WHAT IS NEEDED: Your task is to locate every line holding the string "Type" and to copy each of them.

Dataset entries:
------------------------

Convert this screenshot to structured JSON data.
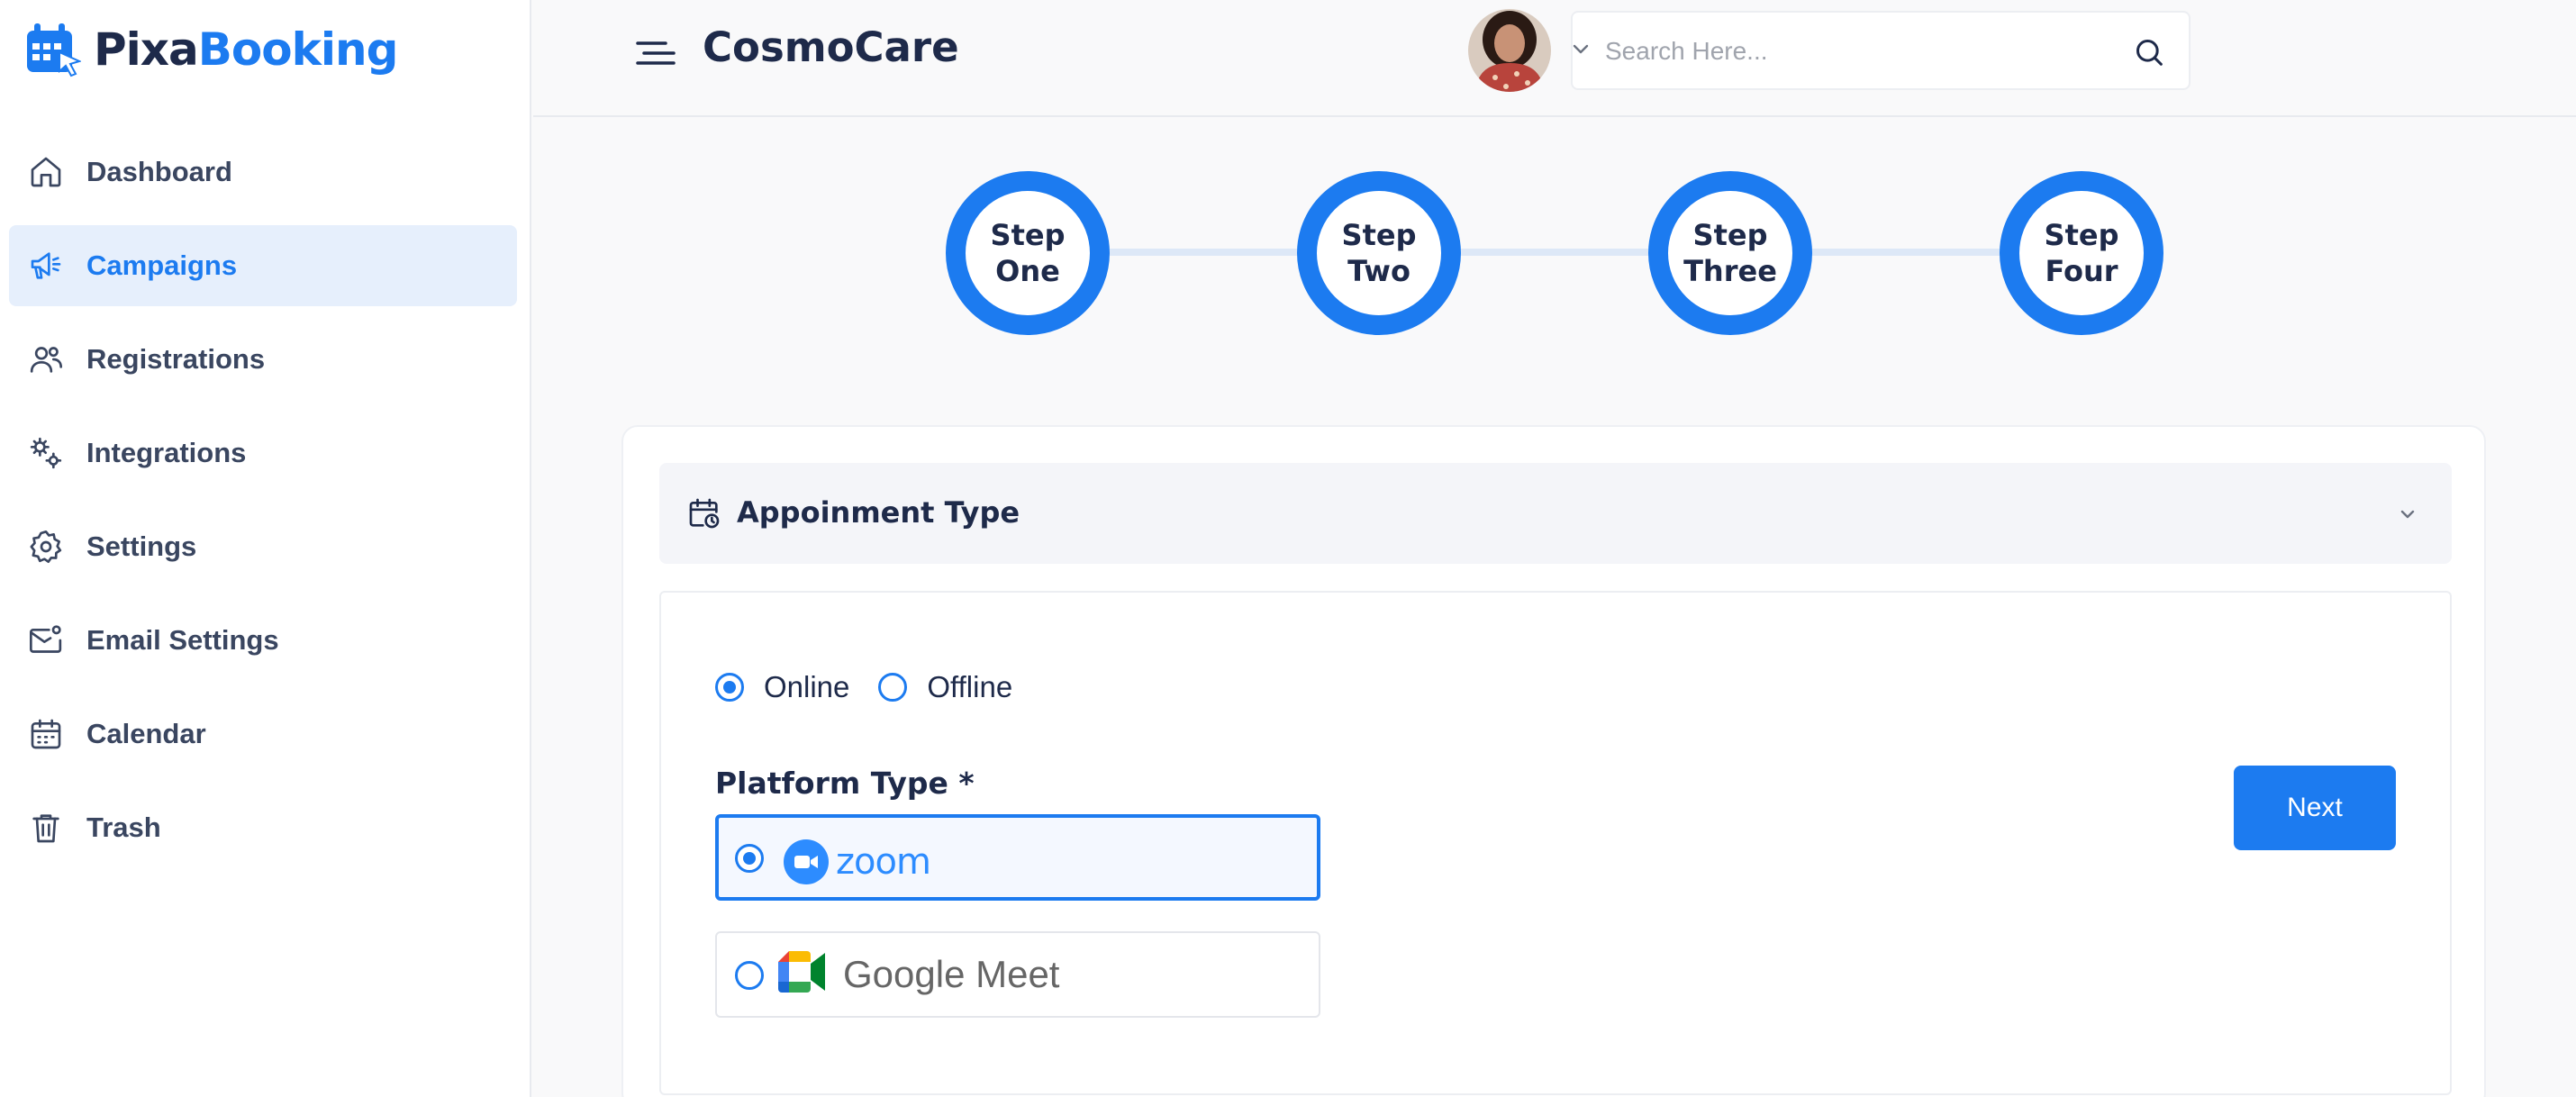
{
  "brand": {
    "name_part1": "Pixa",
    "name_part2": "Booking",
    "accent": "#1c7bf0",
    "dark": "#1e2a4a"
  },
  "sidebar": {
    "items": [
      {
        "label": "Dashboard",
        "icon": "home-icon",
        "active": false
      },
      {
        "label": "Campaigns",
        "icon": "megaphone-icon",
        "active": true
      },
      {
        "label": "Registrations",
        "icon": "users-icon",
        "active": false
      },
      {
        "label": "Integrations",
        "icon": "integrations-icon",
        "active": false
      },
      {
        "label": "Settings",
        "icon": "gear-icon",
        "active": false
      },
      {
        "label": "Email Settings",
        "icon": "mail-settings-icon",
        "active": false
      },
      {
        "label": "Calendar",
        "icon": "calendar-icon",
        "active": false
      },
      {
        "label": "Trash",
        "icon": "trash-icon",
        "active": false
      }
    ]
  },
  "header": {
    "title": "CosmoCare",
    "search_placeholder": "Search Here...",
    "menu_icon": "menu-icon",
    "search_icon": "search-icon"
  },
  "stepper": {
    "steps": [
      {
        "line1": "Step",
        "line2": "One"
      },
      {
        "line1": "Step",
        "line2": "Two"
      },
      {
        "line1": "Step",
        "line2": "Three"
      },
      {
        "line1": "Step",
        "line2": "Four"
      }
    ]
  },
  "form": {
    "section_title": "Appoinment Type",
    "mode_options": [
      {
        "label": "Online",
        "checked": true
      },
      {
        "label": "Offline",
        "checked": false
      }
    ],
    "platform_label": "Platform Type *",
    "platforms": [
      {
        "name": "zoom",
        "selected": true
      },
      {
        "name": "Google Meet",
        "selected": false
      }
    ],
    "next_label": "Next"
  }
}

------------------------

RESPONSE FOR THIS EXERCISE:
    "section_title": "Appoinment Type",
    "platform_label": "Platform Type *",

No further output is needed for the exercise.